_GIVEN TASK:_
Copy the data precisely, keeping every character.

┄┄┄┄┄┄

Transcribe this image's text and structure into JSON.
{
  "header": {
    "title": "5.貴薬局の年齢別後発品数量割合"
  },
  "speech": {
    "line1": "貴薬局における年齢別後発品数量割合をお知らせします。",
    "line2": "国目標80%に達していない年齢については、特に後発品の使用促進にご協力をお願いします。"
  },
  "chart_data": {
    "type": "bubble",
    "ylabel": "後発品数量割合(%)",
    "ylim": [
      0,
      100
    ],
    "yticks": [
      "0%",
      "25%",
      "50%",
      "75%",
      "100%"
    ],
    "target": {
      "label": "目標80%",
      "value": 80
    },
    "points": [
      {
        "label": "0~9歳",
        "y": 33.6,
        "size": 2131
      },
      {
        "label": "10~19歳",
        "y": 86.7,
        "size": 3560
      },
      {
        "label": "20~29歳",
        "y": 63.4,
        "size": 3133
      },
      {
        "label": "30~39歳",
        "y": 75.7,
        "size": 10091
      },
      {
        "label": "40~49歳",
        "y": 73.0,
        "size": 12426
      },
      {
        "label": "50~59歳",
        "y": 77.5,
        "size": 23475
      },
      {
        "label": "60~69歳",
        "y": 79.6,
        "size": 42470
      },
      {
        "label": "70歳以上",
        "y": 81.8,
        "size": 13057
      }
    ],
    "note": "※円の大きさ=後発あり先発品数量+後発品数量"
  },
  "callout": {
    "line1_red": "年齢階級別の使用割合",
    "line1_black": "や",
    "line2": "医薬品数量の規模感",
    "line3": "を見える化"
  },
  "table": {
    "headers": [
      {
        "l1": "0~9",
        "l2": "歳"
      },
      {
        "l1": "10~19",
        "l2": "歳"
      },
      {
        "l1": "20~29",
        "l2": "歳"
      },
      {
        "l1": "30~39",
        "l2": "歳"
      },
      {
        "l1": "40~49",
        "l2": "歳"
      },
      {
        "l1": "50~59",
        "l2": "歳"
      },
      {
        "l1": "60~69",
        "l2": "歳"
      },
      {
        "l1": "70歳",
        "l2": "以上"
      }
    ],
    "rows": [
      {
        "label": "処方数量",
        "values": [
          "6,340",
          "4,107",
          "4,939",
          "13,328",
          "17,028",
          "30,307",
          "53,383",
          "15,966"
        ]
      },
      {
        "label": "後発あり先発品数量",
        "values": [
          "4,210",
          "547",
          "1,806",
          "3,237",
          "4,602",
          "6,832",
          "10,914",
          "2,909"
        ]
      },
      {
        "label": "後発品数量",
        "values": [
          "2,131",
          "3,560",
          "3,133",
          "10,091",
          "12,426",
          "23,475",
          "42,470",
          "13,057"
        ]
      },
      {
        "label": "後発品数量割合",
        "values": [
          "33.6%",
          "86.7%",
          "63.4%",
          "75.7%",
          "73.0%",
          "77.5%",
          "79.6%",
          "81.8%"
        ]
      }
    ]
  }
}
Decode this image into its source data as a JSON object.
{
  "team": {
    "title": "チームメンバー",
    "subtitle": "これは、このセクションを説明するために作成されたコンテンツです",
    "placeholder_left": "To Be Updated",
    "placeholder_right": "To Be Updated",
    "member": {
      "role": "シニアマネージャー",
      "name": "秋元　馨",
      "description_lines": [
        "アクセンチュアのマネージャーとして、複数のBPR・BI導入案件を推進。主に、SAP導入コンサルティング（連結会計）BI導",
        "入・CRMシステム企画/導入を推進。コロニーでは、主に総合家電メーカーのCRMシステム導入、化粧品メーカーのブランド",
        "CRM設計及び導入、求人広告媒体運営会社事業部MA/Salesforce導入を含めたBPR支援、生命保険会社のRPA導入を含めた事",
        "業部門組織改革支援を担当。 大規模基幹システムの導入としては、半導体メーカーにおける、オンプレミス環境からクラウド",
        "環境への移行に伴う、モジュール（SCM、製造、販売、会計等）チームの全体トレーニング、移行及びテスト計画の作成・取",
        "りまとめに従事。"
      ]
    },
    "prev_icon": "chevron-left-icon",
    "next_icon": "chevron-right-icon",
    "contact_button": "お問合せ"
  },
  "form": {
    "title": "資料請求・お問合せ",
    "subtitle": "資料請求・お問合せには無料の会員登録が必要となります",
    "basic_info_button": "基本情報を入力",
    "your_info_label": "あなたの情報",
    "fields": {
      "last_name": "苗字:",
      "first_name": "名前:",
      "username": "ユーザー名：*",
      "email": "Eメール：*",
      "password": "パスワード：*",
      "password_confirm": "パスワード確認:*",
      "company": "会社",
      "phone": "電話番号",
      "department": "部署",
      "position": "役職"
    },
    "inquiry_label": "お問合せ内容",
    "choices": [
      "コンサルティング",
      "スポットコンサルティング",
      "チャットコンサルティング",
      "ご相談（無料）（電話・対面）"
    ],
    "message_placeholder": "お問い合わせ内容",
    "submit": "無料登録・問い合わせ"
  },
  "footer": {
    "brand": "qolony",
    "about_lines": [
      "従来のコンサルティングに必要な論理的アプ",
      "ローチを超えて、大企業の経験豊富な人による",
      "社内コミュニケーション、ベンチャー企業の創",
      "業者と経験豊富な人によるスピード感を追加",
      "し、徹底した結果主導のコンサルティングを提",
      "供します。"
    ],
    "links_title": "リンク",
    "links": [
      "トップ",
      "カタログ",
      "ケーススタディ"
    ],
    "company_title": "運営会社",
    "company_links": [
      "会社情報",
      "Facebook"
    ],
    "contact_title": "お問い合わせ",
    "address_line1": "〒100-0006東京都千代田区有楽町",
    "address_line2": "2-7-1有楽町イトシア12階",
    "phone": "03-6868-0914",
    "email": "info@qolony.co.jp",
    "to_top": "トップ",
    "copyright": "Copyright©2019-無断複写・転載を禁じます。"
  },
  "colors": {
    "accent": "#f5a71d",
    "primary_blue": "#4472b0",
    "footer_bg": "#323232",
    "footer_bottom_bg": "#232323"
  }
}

┄┄┄┄┄┄

_THE ANSWER:_
Transcribe this image's text and structure into JSON.
{
  "header": {
    "title": "5.貴薬局の年齢別後発品数量割合"
  },
  "speech": {
    "line1": "貴薬局における年齢別後発品数量割合をお知らせします。",
    "line2": "国目標80%に達していない年齢については、特に後発品の使用促進にご協力をお願いします。"
  },
  "chart_data": {
    "type": "bubble",
    "ylabel": "後発品数量割合(%)",
    "ylim": [
      0,
      100
    ],
    "yticks": [
      "0%",
      "25%",
      "50%",
      "75%",
      "100%"
    ],
    "target": {
      "label": "目標80%",
      "value": 80
    },
    "points": [
      {
        "label": "0~9歳",
        "y": 33.6,
        "size": 2131
      },
      {
        "label": "10~19歳",
        "y": 86.7,
        "size": 3560
      },
      {
        "label": "20~29歳",
        "y": 63.4,
        "size": 3133
      },
      {
        "label": "30~39歳",
        "y": 75.7,
        "size": 10091
      },
      {
        "label": "40~49歳",
        "y": 73.0,
        "size": 12426
      },
      {
        "label": "50~59歳",
        "y": 77.5,
        "size": 23475
      },
      {
        "label": "60~69歳",
        "y": 79.6,
        "size": 42470
      },
      {
        "label": "70歳以上",
        "y": 81.8,
        "size": 13057
      }
    ],
    "note": "※円の大きさ=後発あり先発品数量+後発品数量"
  },
  "callout": {
    "line1_red": "年齢階級別の使用割合",
    "line1_black": "や",
    "line2": "医薬品数量の規模感",
    "line3": "を見える化"
  },
  "table": {
    "headers": [
      {
        "l1": "0~9",
        "l2": "歳"
      },
      {
        "l1": "10~19",
        "l2": "歳"
      },
      {
        "l1": "20~29",
        "l2": "歳"
      },
      {
        "l1": "30~39",
        "l2": "歳"
      },
      {
        "l1": "40~49",
        "l2": "歳"
      },
      {
        "l1": "50~59",
        "l2": "歳"
      },
      {
        "l1": "60~69",
        "l2": "歳"
      },
      {
        "l1": "70歳",
        "l2": "以上"
      }
    ],
    "rows": [
      {
        "label": "処方数量",
        "values": [
          "6,340",
          "4,107",
          "4,939",
          "13,328",
          "17,028",
          "30,307",
          "53,383",
          "15,966"
        ]
      },
      {
        "label": "後発あり先発品数量",
        "values": [
          "4,210",
          "547",
          "1,806",
          "3,237",
          "4,602",
          "6,832",
          "10,914",
          "2,909"
        ]
      },
      {
        "label": "後発品数量",
        "values": [
          "2,131",
          "3,560",
          "3,133",
          "10,091",
          "12,426",
          "23,475",
          "42,470",
          "13,057"
        ]
      },
      {
        "label": "後発品数量割合",
        "values": [
          "33.6%",
          "86.7%",
          "63.4%",
          "75.7%",
          "73.0%",
          "77.5%",
          "79.6%",
          "81.8%"
        ]
      }
    ]
  }
}
Decode this image into its source data as a JSON object.
{
  "team": {
    "title": "チームメンバー",
    "subtitle": "これは、このセクションを説明するために作成されたコンテンツです",
    "placeholder_left": "To Be Updated",
    "placeholder_right": "To Be Updated",
    "member": {
      "role": "シニアマネージャー",
      "name": "秋元　馨",
      "description_lines": [
        "アクセンチュアのマネージャーとして、複数のBPR・BI導入案件を推進。主に、SAP導入コンサルティング（連結会計）BI導",
        "入・CRMシステム企画/導入を推進。コロニーでは、主に総合家電メーカーのCRMシステム導入、化粧品メーカーのブランド",
        "CRM設計及び導入、求人広告媒体運営会社事業部MA/Salesforce導入を含めたBPR支援、生命保険会社のRPA導入を含めた事",
        "業部門組織改革支援を担当。 大規模基幹システムの導入としては、半導体メーカーにおける、オンプレミス環境からクラウド",
        "環境への移行に伴う、モジュール（SCM、製造、販売、会計等）チームの全体トレーニング、移行及びテスト計画の作成・取",
        "りまとめに従事。"
      ]
    },
    "prev_icon": "chevron-left-icon",
    "next_icon": "chevron-right-icon",
    "contact_button": "お問合せ"
  },
  "form": {
    "title": "資料請求・お問合せ",
    "subtitle": "資料請求・お問合せには無料の会員登録が必要となります",
    "basic_info_button": "基本情報を入力",
    "your_info_label": "あなたの情報",
    "fields": {
      "last_name": "苗字:",
      "first_name": "名前:",
      "username": "ユーザー名：*",
      "email": "Eメール：*",
      "password": "パスワード：*",
      "password_confirm": "パスワード確認:*",
      "company": "会社",
      "phone": "電話番号",
      "department": "部署",
      "position": "役職"
    },
    "inquiry_label": "お問合せ内容",
    "choices": [
      "コンサルティング",
      "スポットコンサルティング",
      "チャットコンサルティング",
      "ご相談（無料）（電話・対面）"
    ],
    "message_placeholder": "お問い合わせ内容",
    "submit": "無料登録・問い合わせ"
  },
  "footer": {
    "brand": "qolony",
    "about_lines": [
      "従来のコンサルティングに必要な論理的アプ",
      "ローチを超えて、大企業の経験豊富な人による",
      "社内コミュニケーション、ベンチャー企業の創",
      "業者と経験豊富な人によるスピード感を追加",
      "し、徹底した結果主導のコンサルティングを提",
      "供します。"
    ],
    "links_title": "リンク",
    "links": [
      "トップ",
      "カタログ",
      "ケーススタディ"
    ],
    "company_title": "運営会社",
    "company_links": [
      "会社情報",
      "Facebook"
    ],
    "contact_title": "お問い合わせ",
    "address_line1": "〒100-0006東京都千代田区有楽町",
    "address_line2": "2-7-1有楽町イトシア12階",
    "phone": "03-6868-0914",
    "email": "info@qolony.co.jp",
    "to_top": "トップ",
    "copyright": "Copyright©2019-無断複写・転載を禁じます。"
  },
  "colors": {
    "accent": "#f5a71d",
    "primary_blue": "#4472b0",
    "footer_bg": "#323232",
    "footer_bottom_bg": "#232323"
  }
}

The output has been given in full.